* AIM OF THE EXERCISE *
Look for the word "молочного" in each line and report the count of matching lines, with nothing added.

---------- SUPPLIED DATA ----------

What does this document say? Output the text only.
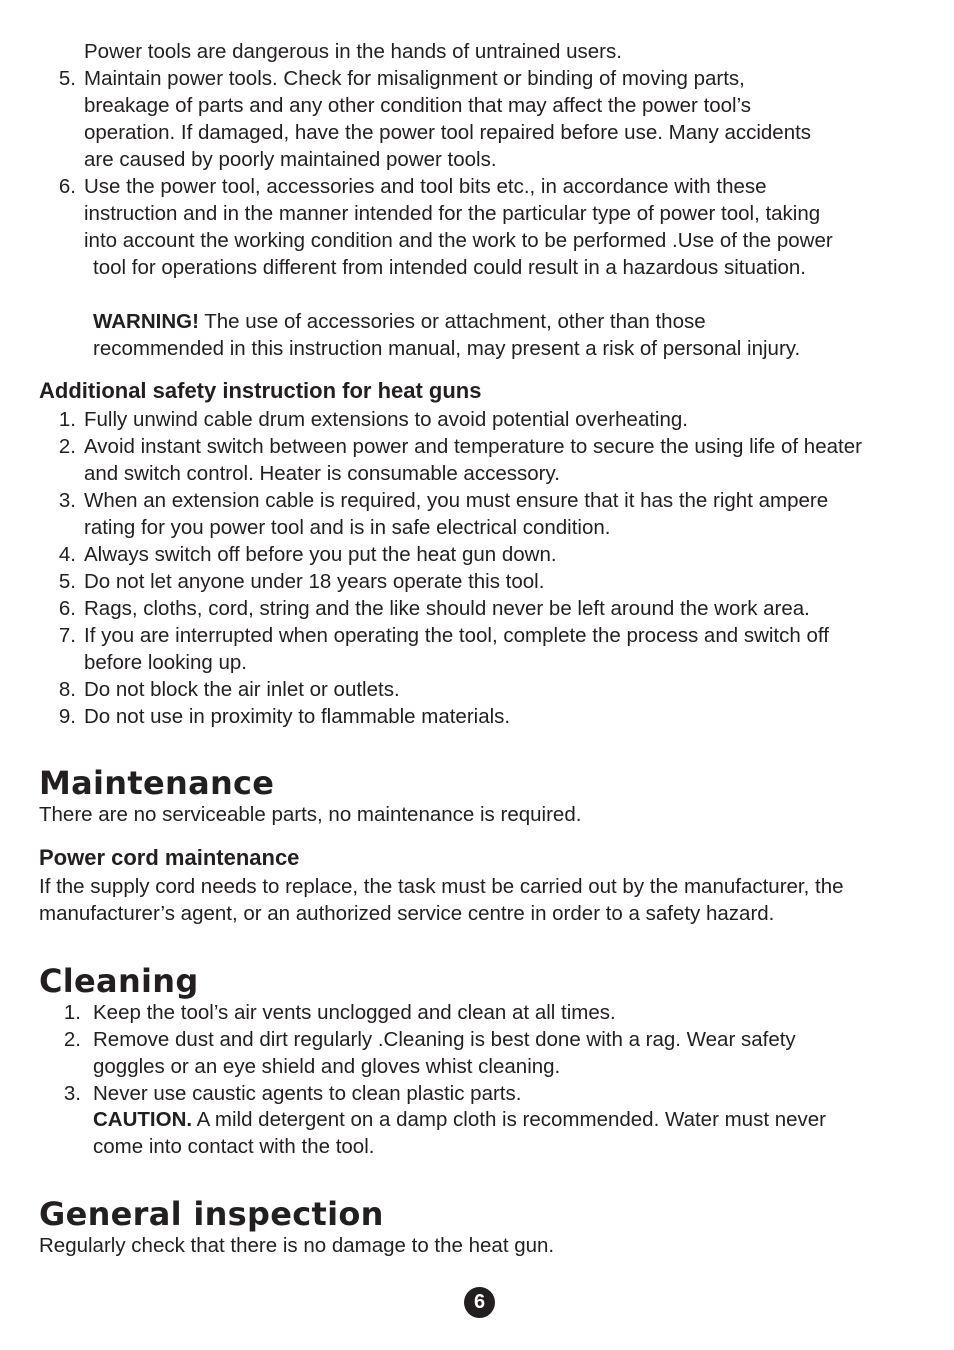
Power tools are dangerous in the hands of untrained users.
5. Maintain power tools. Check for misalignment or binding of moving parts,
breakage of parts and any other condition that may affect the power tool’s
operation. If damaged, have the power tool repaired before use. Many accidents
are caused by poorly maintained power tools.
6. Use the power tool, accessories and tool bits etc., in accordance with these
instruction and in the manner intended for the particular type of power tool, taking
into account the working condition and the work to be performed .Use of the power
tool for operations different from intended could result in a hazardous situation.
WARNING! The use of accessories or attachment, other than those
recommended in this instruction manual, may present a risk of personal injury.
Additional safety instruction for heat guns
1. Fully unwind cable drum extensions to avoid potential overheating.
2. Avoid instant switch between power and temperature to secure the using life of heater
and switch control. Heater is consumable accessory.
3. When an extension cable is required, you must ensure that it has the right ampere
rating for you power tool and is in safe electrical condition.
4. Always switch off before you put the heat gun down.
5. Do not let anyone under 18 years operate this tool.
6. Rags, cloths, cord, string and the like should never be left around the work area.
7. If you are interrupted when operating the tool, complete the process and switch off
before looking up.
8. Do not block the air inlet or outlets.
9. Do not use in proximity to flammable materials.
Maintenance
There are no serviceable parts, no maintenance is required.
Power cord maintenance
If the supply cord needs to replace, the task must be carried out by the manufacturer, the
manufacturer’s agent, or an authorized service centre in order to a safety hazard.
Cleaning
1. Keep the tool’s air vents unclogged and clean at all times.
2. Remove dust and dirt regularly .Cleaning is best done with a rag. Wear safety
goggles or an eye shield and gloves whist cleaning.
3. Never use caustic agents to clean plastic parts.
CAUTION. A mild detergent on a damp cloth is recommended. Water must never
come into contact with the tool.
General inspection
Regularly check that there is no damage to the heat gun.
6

----------
---------- SUPPLIED DATA ----------

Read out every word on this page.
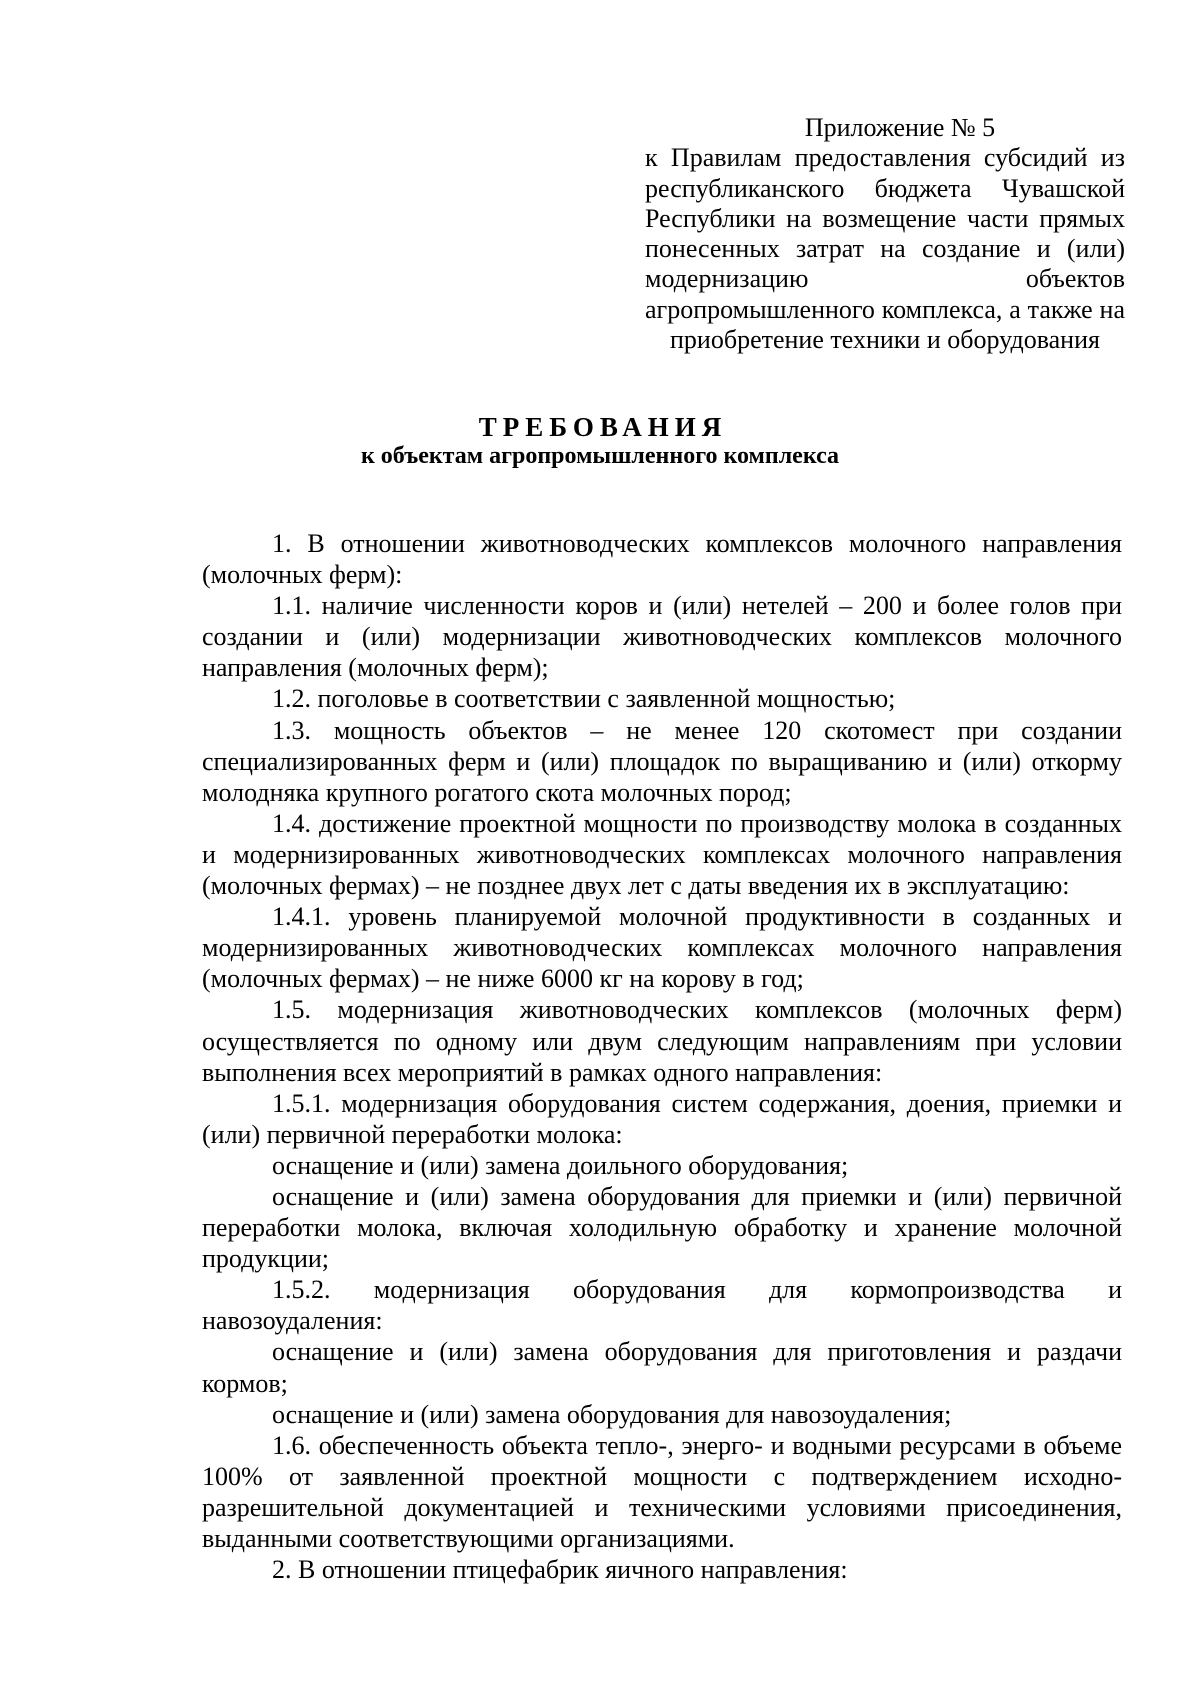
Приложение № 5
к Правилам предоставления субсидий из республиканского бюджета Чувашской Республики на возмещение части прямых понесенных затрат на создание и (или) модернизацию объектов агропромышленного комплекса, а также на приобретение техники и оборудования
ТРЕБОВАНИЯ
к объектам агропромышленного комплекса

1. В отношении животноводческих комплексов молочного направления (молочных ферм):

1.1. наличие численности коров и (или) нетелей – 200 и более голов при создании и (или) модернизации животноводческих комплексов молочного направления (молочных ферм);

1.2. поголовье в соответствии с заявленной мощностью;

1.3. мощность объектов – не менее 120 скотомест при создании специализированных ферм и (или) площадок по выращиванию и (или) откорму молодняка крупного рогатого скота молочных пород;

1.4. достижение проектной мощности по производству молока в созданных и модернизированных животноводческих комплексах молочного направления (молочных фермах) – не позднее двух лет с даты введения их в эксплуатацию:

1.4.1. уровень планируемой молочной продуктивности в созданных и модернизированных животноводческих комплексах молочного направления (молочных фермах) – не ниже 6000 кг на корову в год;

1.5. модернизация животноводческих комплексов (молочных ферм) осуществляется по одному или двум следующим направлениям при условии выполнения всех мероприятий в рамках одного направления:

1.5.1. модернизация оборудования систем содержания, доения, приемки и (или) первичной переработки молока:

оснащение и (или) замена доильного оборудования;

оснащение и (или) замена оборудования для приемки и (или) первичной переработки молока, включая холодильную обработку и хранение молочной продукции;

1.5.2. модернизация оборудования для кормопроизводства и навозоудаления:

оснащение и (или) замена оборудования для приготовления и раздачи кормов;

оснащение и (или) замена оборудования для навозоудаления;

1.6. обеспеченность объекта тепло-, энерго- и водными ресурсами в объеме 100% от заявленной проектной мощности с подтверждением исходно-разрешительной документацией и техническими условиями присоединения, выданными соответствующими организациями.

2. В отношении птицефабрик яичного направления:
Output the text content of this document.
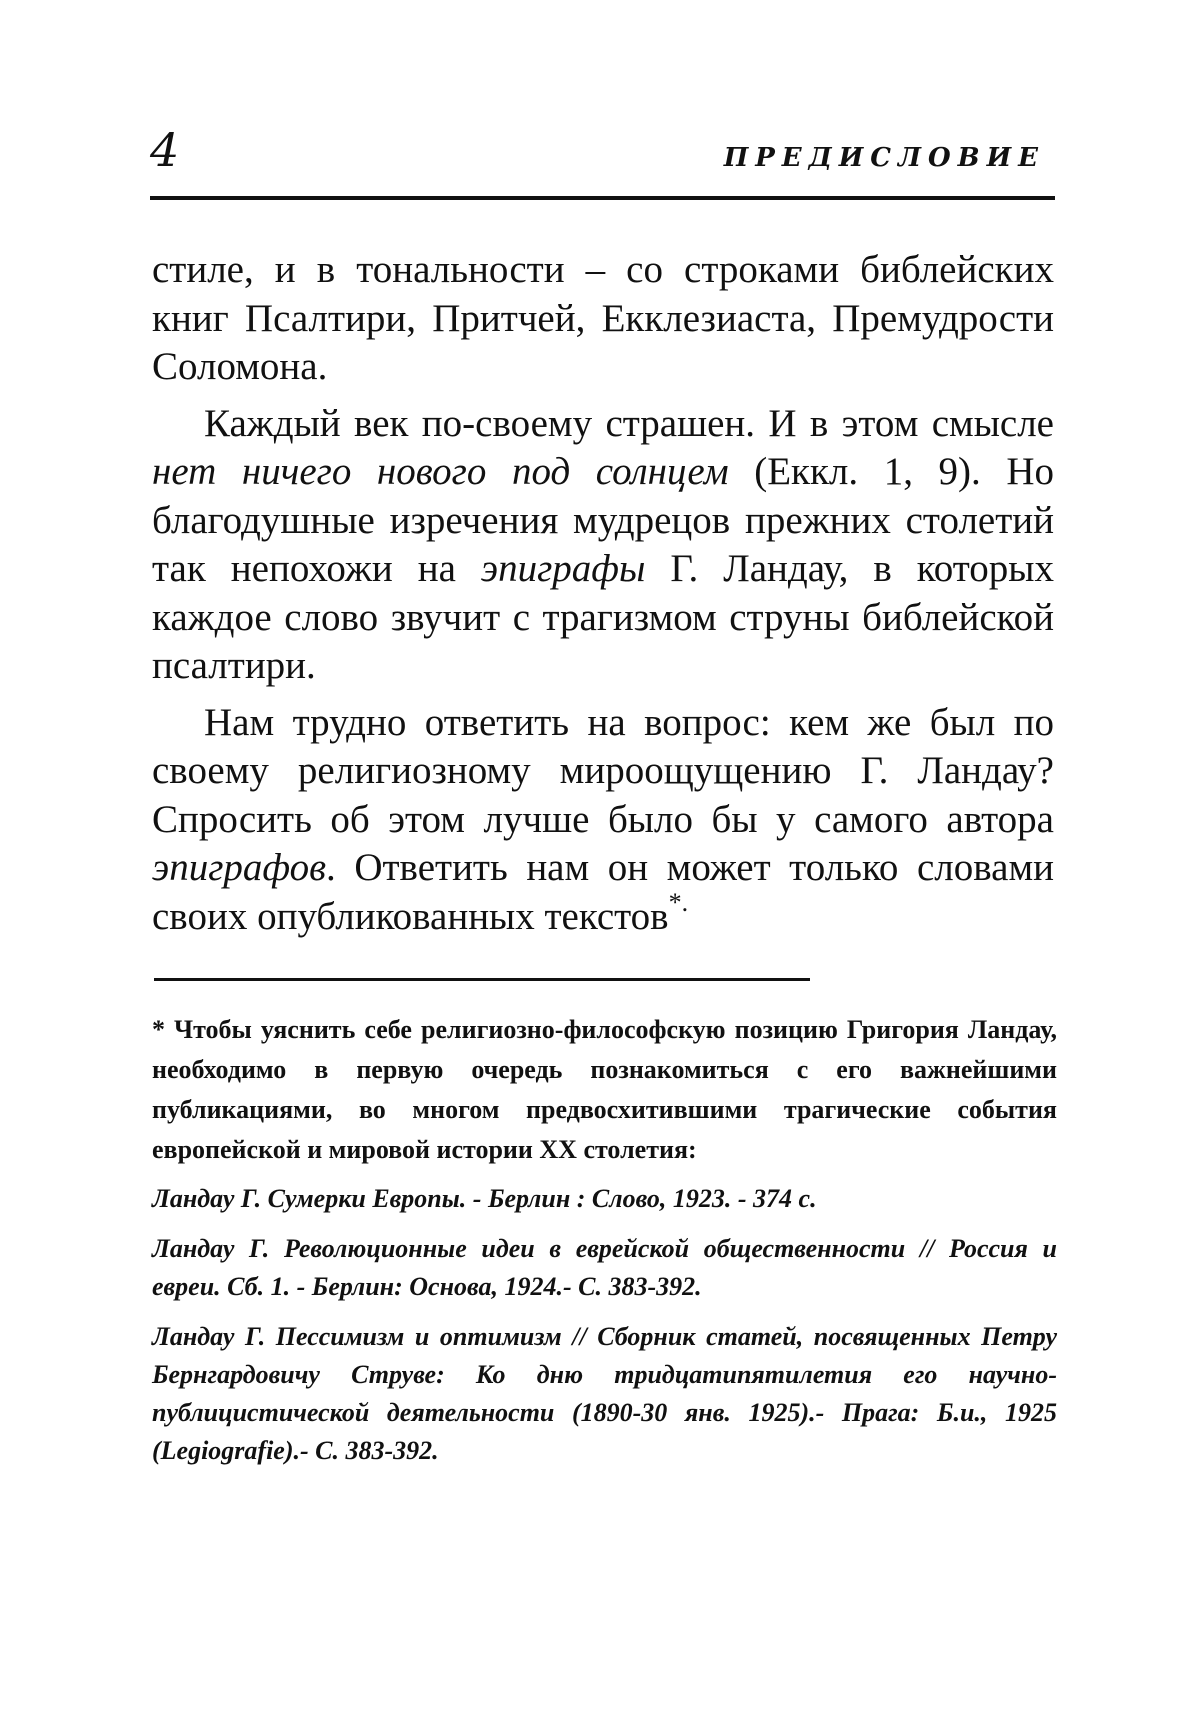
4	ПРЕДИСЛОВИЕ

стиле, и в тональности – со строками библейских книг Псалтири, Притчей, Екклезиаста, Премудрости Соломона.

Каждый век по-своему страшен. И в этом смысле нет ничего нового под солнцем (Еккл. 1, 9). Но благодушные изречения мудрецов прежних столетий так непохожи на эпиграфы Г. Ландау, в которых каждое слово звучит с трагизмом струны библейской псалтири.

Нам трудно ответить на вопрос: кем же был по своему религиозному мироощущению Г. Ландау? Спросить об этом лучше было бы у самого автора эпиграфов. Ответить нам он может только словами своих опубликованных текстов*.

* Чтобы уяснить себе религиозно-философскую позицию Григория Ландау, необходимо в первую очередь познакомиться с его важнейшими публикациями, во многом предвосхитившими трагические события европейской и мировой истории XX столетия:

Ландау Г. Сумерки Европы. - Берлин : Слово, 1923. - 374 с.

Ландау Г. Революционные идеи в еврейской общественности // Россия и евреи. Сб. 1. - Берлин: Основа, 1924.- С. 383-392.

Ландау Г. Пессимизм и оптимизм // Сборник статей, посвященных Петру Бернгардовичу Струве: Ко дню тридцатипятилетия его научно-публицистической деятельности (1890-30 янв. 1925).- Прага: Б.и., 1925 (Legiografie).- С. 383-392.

----------
---------- SUPPLIED DATA ----------

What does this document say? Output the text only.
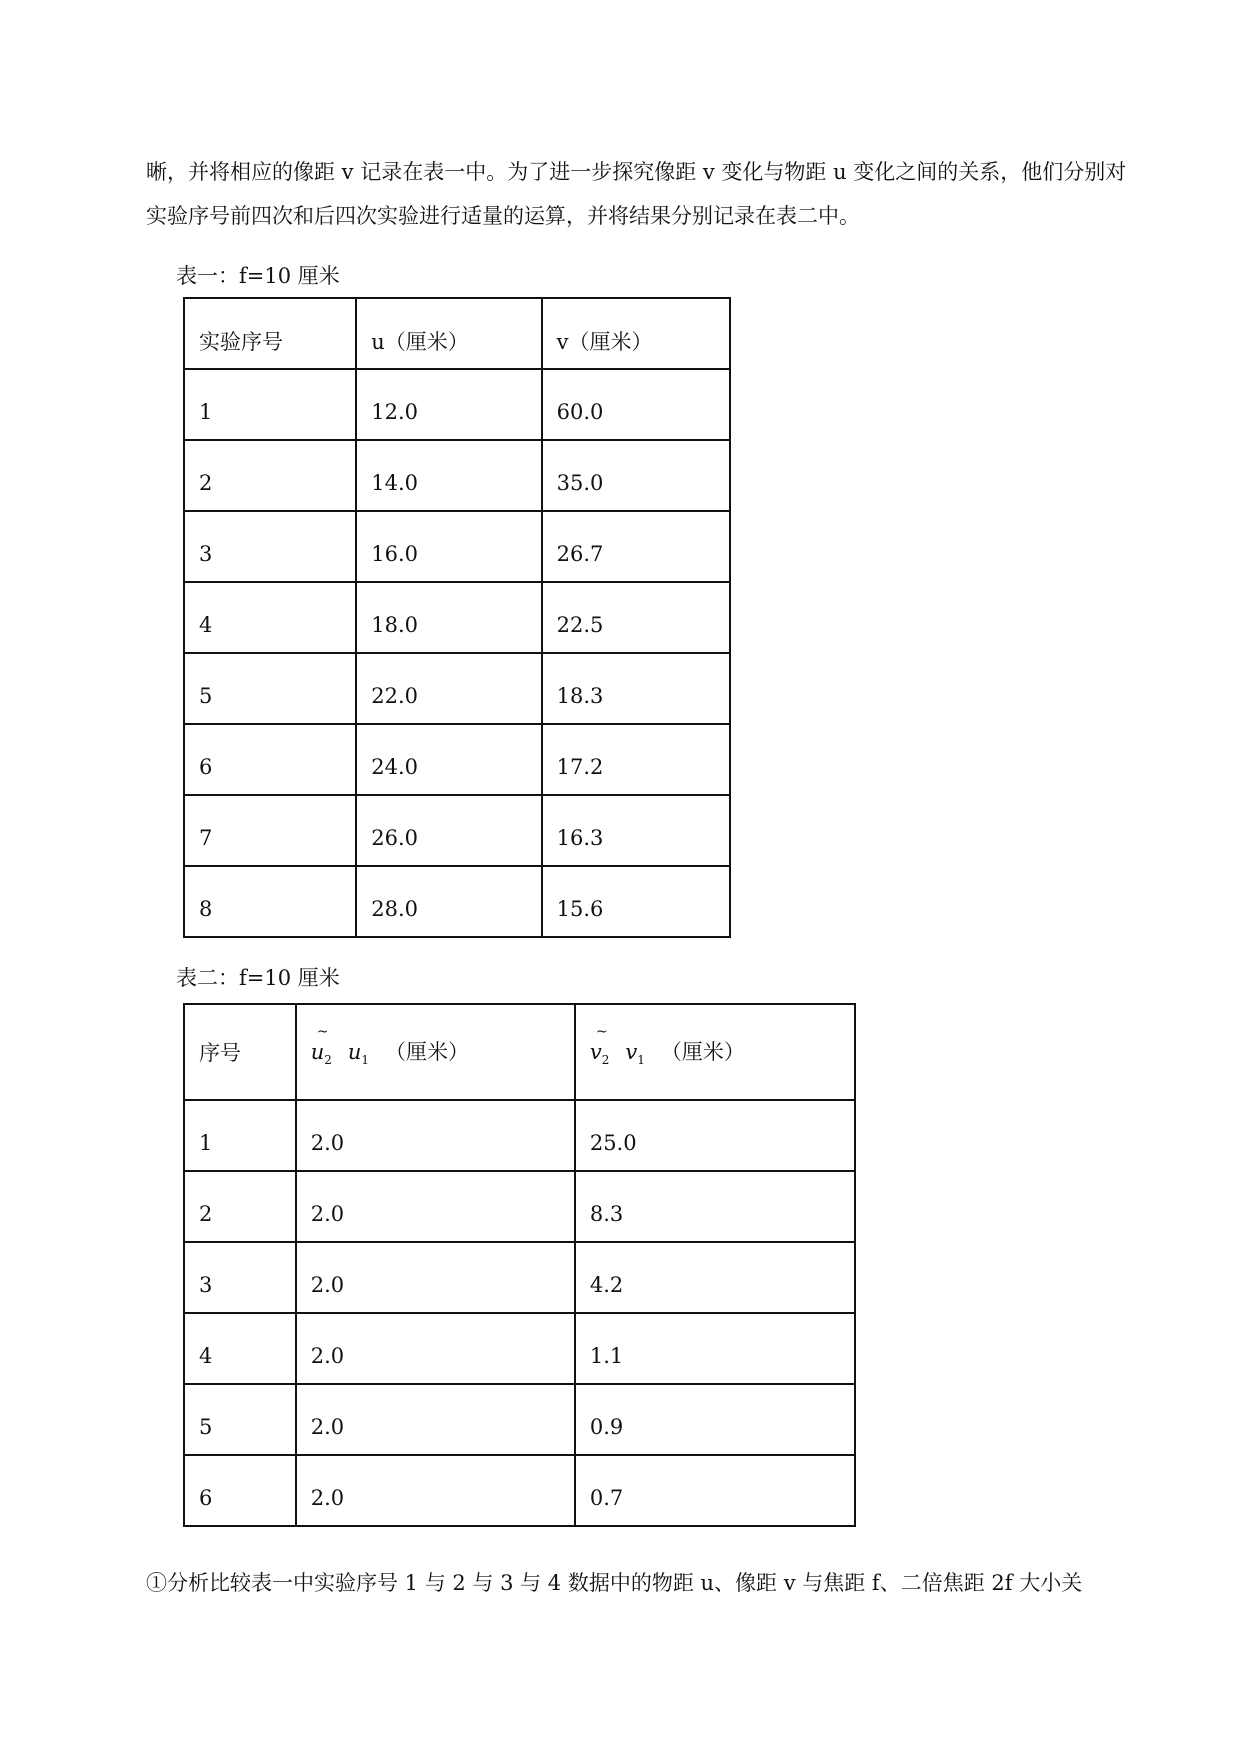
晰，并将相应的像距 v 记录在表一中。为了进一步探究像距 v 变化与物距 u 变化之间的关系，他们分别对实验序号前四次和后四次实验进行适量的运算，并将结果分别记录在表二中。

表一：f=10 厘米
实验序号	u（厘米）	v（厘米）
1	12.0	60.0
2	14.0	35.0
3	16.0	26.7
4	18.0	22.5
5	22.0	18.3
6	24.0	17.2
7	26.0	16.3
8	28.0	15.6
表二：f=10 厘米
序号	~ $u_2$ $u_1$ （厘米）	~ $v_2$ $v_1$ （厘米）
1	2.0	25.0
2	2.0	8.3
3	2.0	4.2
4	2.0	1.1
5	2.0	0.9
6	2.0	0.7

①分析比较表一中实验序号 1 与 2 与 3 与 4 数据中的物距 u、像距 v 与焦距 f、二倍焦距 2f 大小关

----------

* TASK OUTPUT *
4